- **TASK TO COMPLETE**: Copy every line that holds "data".

● ● ● ●

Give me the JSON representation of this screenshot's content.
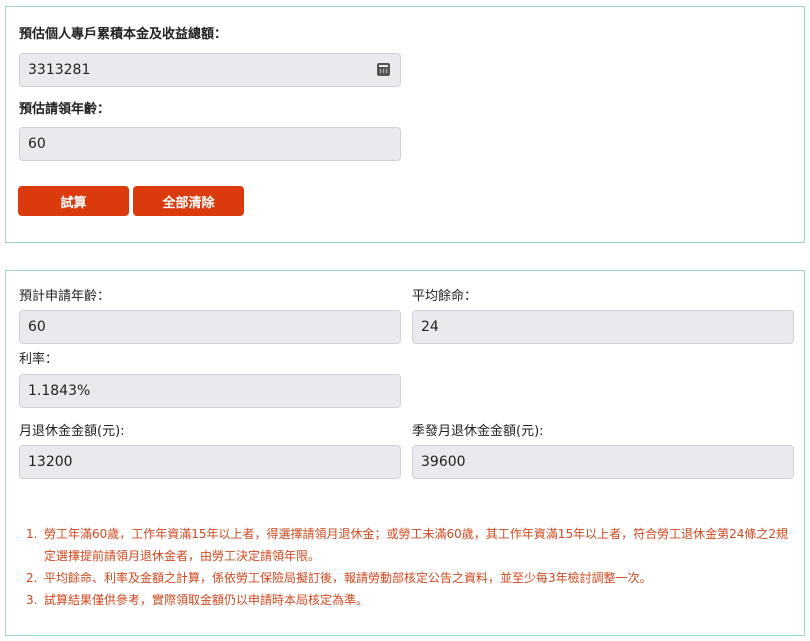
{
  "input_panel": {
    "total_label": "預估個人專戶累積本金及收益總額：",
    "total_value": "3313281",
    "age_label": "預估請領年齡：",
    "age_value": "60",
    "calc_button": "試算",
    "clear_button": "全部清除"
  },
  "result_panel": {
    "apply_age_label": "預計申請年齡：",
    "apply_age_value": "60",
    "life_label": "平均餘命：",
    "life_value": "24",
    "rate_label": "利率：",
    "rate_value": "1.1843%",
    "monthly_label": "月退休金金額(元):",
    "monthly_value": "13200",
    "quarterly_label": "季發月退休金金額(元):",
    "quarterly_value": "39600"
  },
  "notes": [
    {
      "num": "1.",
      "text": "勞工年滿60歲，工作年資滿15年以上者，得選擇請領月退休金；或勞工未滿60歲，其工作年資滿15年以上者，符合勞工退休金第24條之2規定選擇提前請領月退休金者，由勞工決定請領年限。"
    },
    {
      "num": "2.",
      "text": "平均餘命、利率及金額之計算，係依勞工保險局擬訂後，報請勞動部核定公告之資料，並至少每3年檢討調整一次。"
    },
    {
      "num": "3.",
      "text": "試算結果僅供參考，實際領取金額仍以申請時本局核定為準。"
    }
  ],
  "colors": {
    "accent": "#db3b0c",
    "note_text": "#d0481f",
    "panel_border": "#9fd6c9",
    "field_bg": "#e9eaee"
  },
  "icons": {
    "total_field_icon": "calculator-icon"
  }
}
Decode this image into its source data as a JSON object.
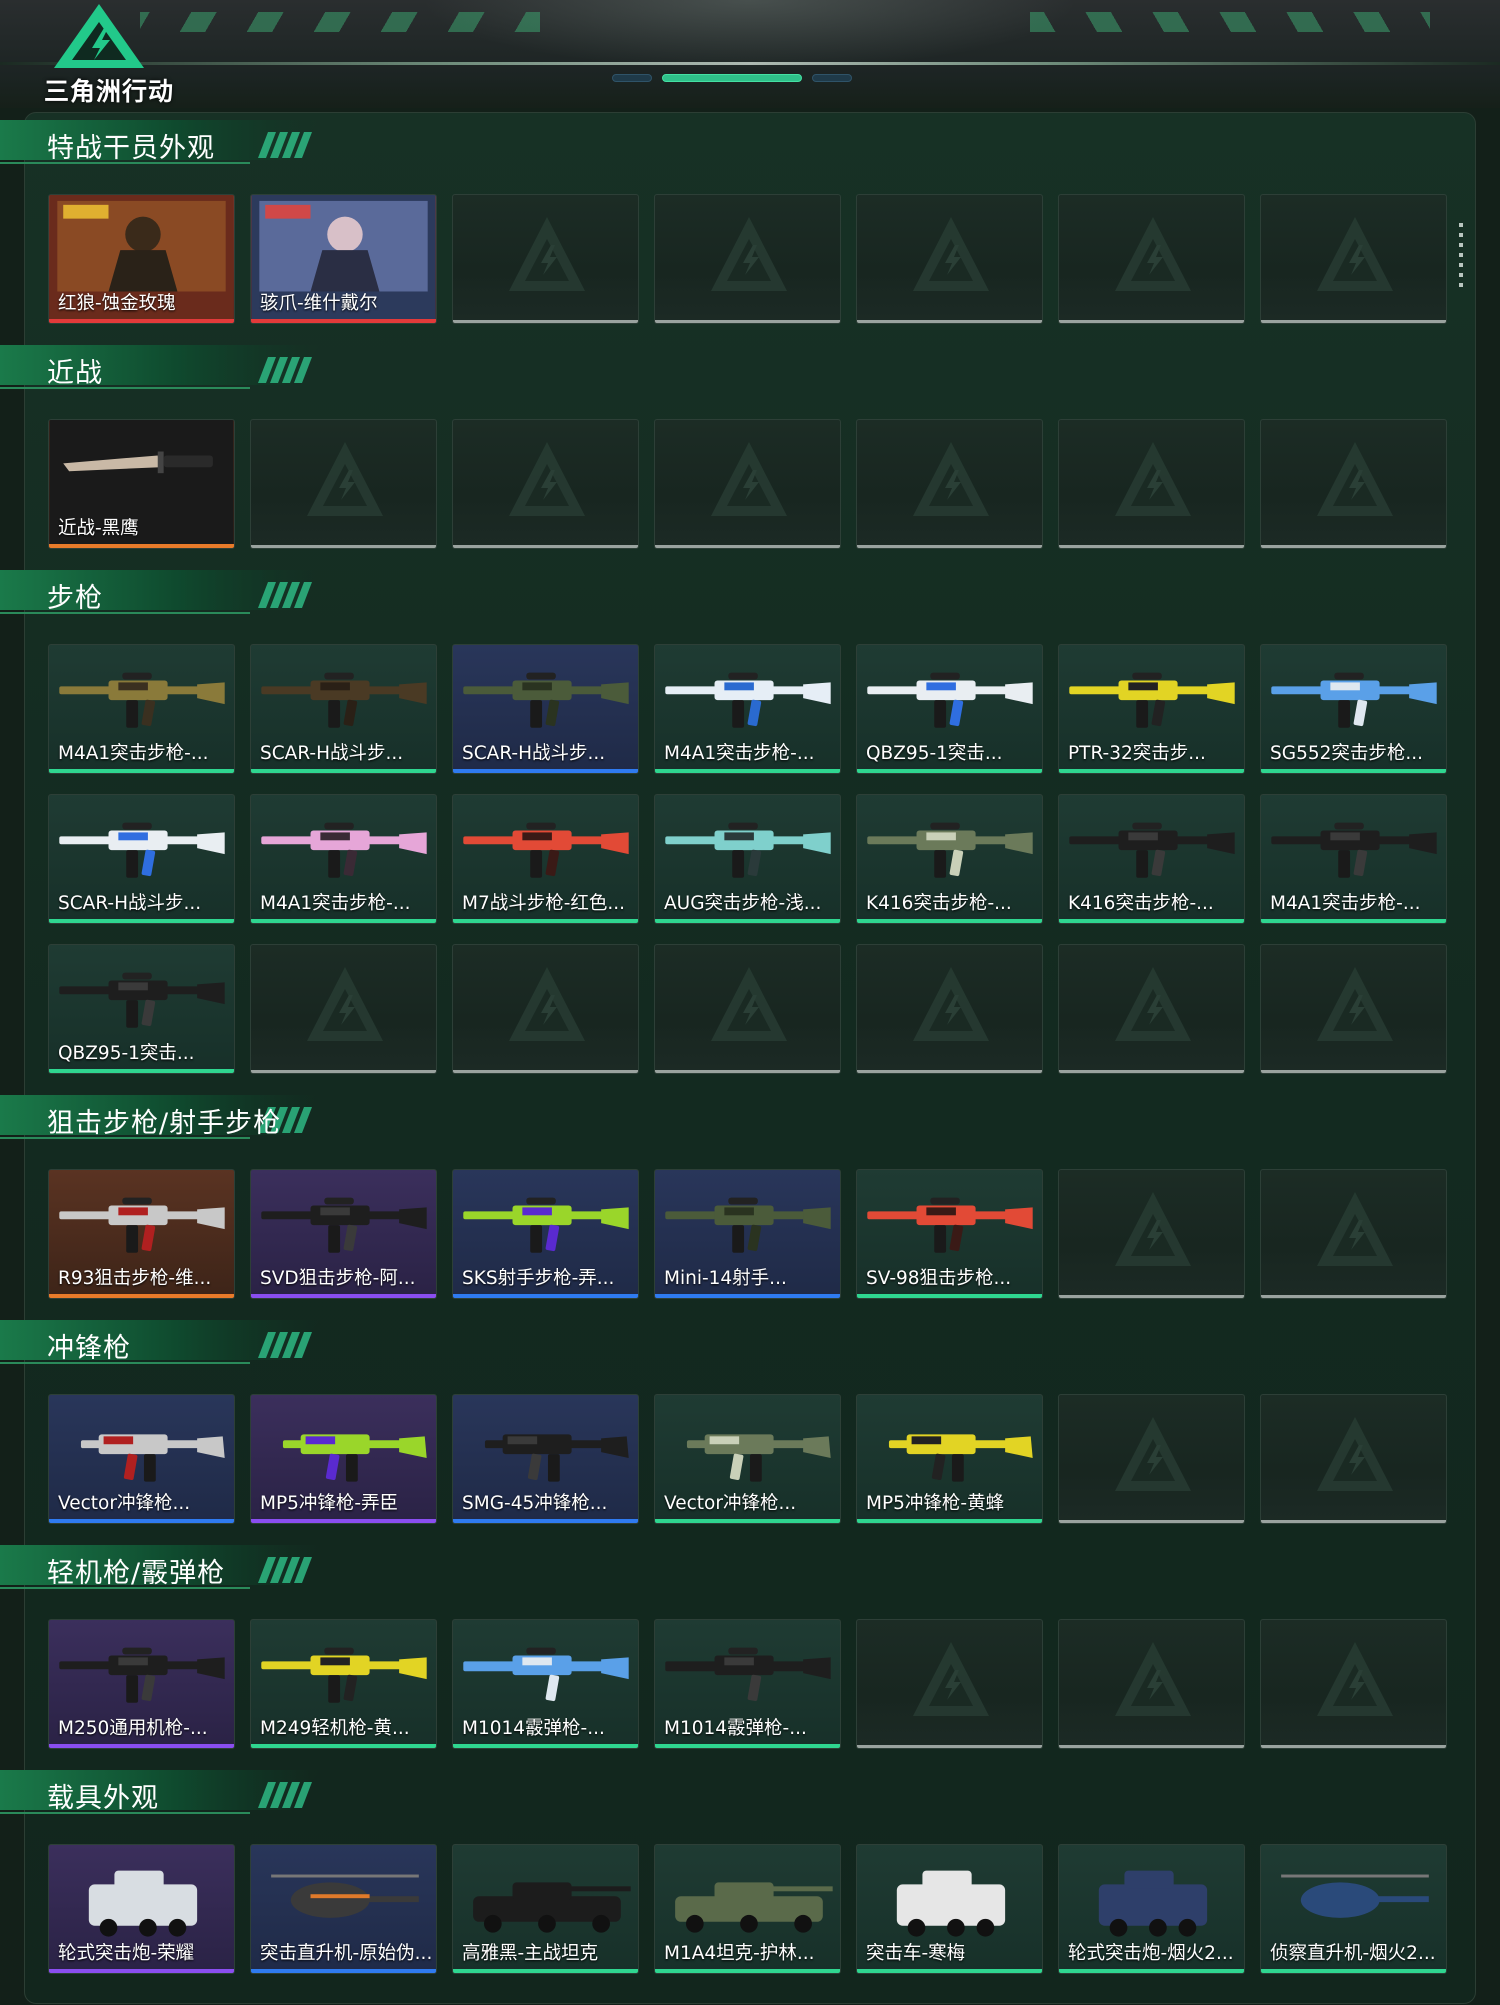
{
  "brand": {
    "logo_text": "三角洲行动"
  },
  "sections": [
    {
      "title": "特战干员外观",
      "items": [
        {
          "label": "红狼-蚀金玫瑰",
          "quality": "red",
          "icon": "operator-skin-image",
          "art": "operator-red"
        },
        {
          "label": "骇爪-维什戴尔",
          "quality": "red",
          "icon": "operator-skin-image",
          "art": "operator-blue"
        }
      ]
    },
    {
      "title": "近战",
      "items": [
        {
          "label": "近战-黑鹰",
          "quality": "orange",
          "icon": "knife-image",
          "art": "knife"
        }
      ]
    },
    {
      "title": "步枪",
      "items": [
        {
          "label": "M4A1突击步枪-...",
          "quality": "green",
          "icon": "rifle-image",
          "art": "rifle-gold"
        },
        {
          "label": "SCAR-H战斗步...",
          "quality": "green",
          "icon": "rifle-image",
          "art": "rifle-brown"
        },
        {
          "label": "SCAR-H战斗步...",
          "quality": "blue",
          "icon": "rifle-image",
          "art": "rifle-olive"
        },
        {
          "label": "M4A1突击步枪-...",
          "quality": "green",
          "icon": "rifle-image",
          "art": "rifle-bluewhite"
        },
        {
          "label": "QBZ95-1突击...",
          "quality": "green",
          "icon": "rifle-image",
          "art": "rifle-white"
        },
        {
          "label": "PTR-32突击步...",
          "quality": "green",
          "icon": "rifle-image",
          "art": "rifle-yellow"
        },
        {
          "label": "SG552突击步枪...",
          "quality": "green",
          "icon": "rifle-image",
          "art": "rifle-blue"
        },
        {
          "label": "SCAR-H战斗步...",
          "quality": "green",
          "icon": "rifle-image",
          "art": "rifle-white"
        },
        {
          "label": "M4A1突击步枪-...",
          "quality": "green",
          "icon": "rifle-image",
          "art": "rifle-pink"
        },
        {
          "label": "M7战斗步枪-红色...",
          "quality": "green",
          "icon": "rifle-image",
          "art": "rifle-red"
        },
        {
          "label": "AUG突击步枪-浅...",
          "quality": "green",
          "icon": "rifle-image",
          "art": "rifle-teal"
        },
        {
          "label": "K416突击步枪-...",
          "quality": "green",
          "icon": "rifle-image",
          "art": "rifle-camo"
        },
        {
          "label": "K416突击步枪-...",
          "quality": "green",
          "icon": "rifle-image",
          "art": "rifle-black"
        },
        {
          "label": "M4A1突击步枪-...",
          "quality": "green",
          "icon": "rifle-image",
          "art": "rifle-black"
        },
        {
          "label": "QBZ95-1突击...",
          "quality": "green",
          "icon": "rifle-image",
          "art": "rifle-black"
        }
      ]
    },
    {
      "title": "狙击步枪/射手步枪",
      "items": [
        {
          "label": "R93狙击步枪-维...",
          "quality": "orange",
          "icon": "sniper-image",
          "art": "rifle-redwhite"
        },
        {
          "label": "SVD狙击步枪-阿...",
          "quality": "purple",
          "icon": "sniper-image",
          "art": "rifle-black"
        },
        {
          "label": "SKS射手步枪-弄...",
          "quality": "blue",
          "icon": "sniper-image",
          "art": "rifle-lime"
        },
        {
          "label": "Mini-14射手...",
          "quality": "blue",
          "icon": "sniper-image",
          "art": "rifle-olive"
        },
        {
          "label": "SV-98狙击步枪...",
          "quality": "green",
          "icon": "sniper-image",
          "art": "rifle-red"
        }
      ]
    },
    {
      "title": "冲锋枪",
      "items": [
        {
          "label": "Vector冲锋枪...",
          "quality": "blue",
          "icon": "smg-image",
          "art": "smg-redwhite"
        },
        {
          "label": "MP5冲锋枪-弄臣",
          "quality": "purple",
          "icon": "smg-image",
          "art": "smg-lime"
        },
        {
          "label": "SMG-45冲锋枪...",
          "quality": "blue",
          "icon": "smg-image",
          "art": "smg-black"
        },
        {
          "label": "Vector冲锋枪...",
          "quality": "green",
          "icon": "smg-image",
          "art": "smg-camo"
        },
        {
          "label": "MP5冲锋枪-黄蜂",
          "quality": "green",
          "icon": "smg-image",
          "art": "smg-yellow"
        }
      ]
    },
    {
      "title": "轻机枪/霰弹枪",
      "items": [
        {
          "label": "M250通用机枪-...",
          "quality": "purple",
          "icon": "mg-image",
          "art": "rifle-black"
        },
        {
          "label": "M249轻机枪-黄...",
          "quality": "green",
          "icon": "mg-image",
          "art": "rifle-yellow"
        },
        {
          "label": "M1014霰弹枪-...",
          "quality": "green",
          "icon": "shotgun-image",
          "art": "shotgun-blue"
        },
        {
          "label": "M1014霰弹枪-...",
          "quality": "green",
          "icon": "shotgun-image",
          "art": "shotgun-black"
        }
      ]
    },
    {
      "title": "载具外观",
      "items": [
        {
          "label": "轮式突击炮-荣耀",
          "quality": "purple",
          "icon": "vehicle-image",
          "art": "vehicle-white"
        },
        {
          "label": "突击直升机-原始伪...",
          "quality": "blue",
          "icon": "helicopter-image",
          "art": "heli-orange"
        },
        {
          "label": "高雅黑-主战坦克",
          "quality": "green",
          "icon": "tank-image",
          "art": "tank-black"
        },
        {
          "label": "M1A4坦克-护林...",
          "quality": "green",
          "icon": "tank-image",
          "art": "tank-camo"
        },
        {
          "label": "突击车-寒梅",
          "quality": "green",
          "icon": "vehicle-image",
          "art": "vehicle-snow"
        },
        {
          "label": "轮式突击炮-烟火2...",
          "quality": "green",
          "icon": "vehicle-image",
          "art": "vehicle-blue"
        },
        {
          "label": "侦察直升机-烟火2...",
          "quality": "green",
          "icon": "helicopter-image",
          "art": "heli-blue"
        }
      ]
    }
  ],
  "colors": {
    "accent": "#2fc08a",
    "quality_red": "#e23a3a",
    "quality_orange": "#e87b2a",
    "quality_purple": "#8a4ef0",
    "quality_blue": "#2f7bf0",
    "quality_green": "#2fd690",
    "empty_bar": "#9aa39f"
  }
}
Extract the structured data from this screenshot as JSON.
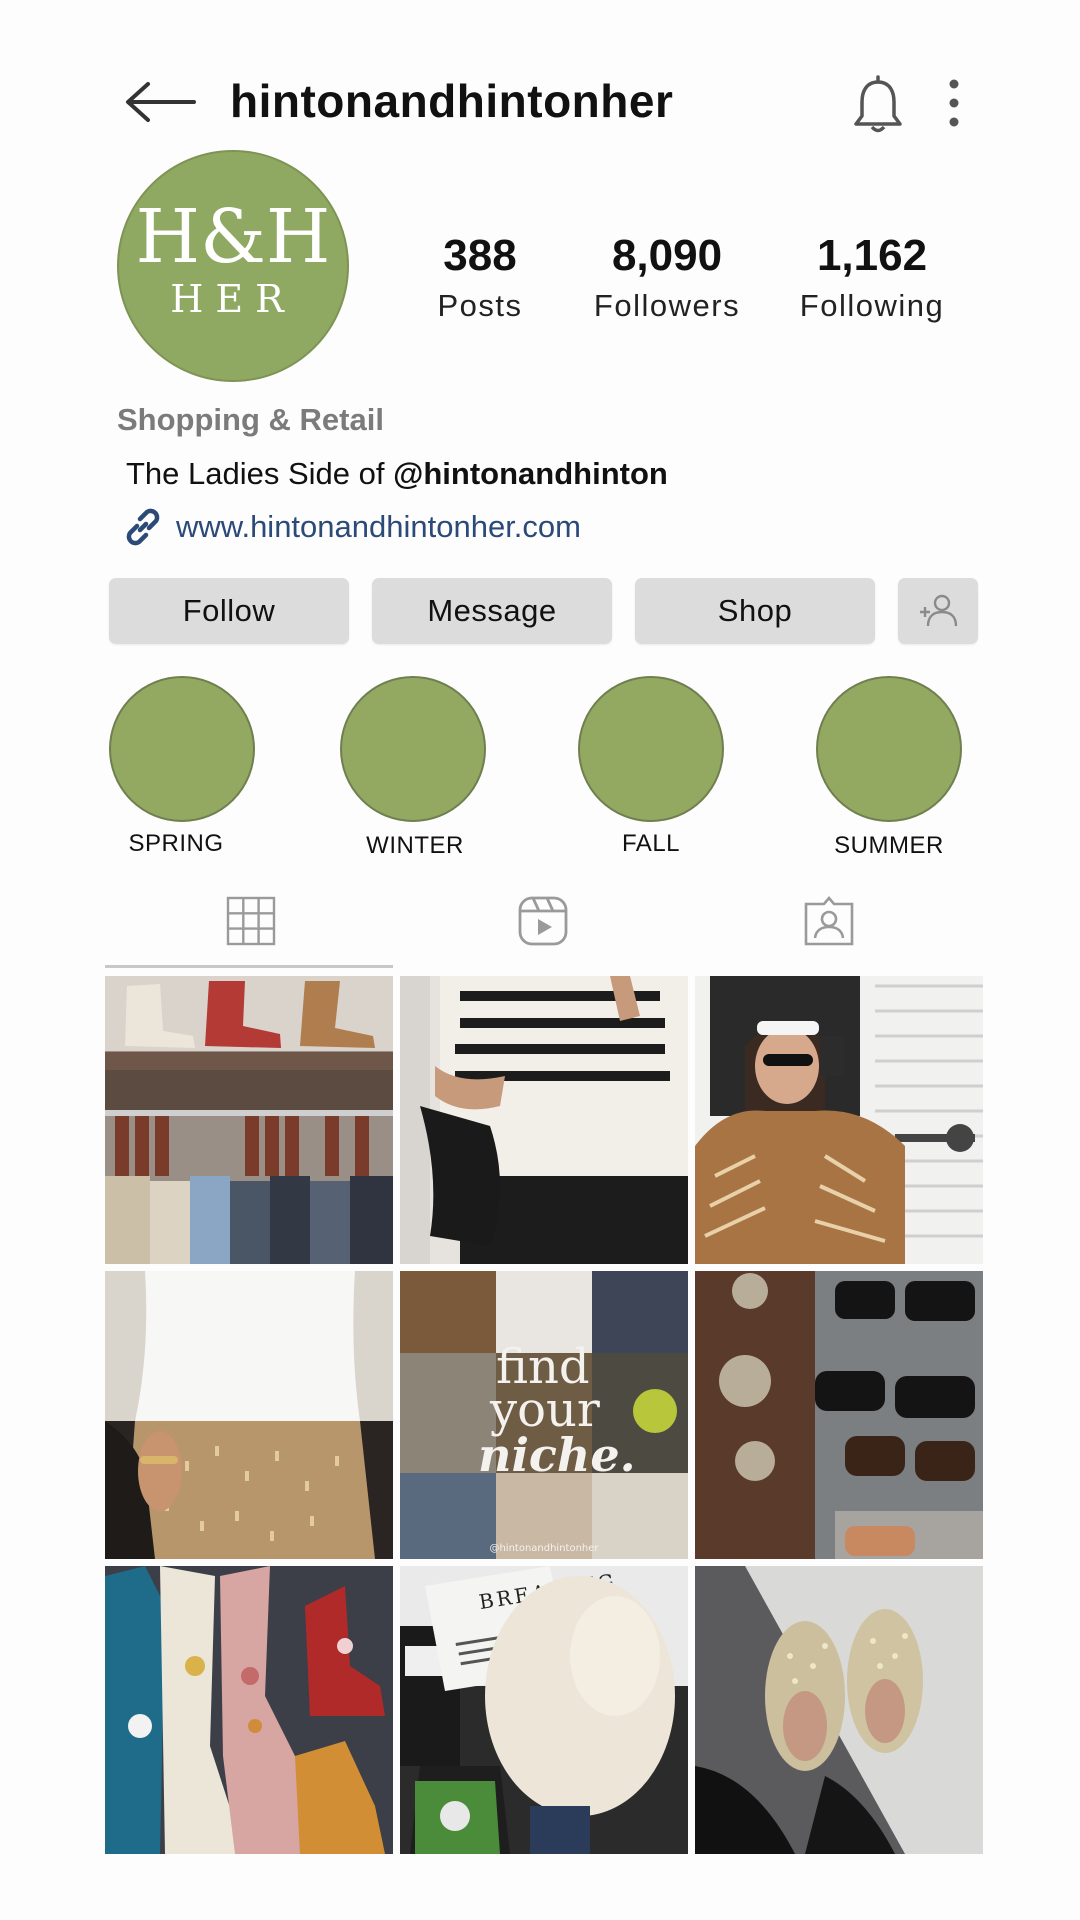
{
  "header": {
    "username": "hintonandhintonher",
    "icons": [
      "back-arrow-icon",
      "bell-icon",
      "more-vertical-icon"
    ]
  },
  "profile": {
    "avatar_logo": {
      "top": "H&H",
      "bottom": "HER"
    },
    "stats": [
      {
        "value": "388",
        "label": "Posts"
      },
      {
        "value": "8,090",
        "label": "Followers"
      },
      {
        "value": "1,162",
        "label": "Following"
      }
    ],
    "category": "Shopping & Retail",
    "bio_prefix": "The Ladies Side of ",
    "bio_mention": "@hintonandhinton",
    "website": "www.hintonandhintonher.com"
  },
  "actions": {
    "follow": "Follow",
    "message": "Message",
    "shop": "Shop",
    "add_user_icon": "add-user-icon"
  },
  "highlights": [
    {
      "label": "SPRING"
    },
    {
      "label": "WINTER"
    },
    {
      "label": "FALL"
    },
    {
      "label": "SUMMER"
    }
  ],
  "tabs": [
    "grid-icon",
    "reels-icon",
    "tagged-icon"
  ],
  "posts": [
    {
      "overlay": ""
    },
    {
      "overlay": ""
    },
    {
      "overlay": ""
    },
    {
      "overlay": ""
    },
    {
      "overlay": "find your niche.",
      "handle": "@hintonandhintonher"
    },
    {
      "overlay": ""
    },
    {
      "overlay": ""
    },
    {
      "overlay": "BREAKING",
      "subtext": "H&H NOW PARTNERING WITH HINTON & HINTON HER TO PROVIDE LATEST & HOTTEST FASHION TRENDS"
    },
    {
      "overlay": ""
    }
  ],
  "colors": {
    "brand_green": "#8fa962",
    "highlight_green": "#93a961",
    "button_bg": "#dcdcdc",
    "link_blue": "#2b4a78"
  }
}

● ● ● ●

- **CORRECT RESULT**:
Decode this image into its source data as a JSON object.
Extract the structured data from this screenshot as JSON.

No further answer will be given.